**Exercise**
An exact copy of the data below is required; return it in full.

Figure dataset records
----
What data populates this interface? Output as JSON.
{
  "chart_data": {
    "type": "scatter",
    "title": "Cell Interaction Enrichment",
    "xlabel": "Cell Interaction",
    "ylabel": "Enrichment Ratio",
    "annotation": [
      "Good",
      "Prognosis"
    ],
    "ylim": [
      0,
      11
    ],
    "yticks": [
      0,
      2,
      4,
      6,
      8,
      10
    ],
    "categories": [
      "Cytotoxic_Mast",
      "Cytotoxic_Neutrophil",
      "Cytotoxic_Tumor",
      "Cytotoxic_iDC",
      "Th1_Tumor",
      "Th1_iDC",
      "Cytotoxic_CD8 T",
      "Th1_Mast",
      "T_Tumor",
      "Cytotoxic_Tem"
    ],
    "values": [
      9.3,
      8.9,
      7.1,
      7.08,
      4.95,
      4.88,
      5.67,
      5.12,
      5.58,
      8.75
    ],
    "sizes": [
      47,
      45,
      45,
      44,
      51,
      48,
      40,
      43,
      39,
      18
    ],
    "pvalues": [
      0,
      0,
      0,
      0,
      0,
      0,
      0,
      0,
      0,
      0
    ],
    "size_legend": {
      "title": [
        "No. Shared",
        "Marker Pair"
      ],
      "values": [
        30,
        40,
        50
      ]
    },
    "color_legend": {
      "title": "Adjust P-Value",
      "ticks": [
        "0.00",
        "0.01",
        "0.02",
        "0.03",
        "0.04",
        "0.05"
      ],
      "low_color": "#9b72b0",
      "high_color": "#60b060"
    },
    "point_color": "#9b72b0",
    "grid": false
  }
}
----
**Response for this exercise**
What data populates this interface? Output as JSON.
{
  "chart_data": {
    "type": "scatter",
    "title": "Cell Interaction Enrichment",
    "xlabel": "Cell Interaction",
    "ylabel": "Enrichment Ratio",
    "annotation": [
      "Good",
      "Prognosis"
    ],
    "ylim": [
      0,
      11
    ],
    "yticks": [
      0,
      2,
      4,
      6,
      8,
      10
    ],
    "categories": [
      "Cytotoxic_Mast",
      "Cytotoxic_Neutrophil",
      "Cytotoxic_Tumor",
      "Cytotoxic_iDC",
      "Th1_Tumor",
      "Th1_iDC",
      "Cytotoxic_CD8 T",
      "Th1_Mast",
      "T_Tumor",
      "Cytotoxic_Tem"
    ],
    "values": [
      9.3,
      8.9,
      7.1,
      7.08,
      4.95,
      4.88,
      5.67,
      5.12,
      5.58,
      8.75
    ],
    "sizes": [
      47,
      45,
      45,
      44,
      51,
      48,
      40,
      43,
      39,
      18
    ],
    "pvalues": [
      0,
      0,
      0,
      0,
      0,
      0,
      0,
      0,
      0,
      0
    ],
    "size_legend": {
      "title": [
        "No. Shared",
        "Marker Pair"
      ],
      "values": [
        30,
        40,
        50
      ]
    },
    "color_legend": {
      "title": "Adjust P-Value",
      "ticks": [
        "0.00",
        "0.01",
        "0.02",
        "0.03",
        "0.04",
        "0.05"
      ],
      "low_color": "#9b72b0",
      "high_color": "#60b060"
    },
    "point_color": "#9b72b0",
    "grid": false
  }
}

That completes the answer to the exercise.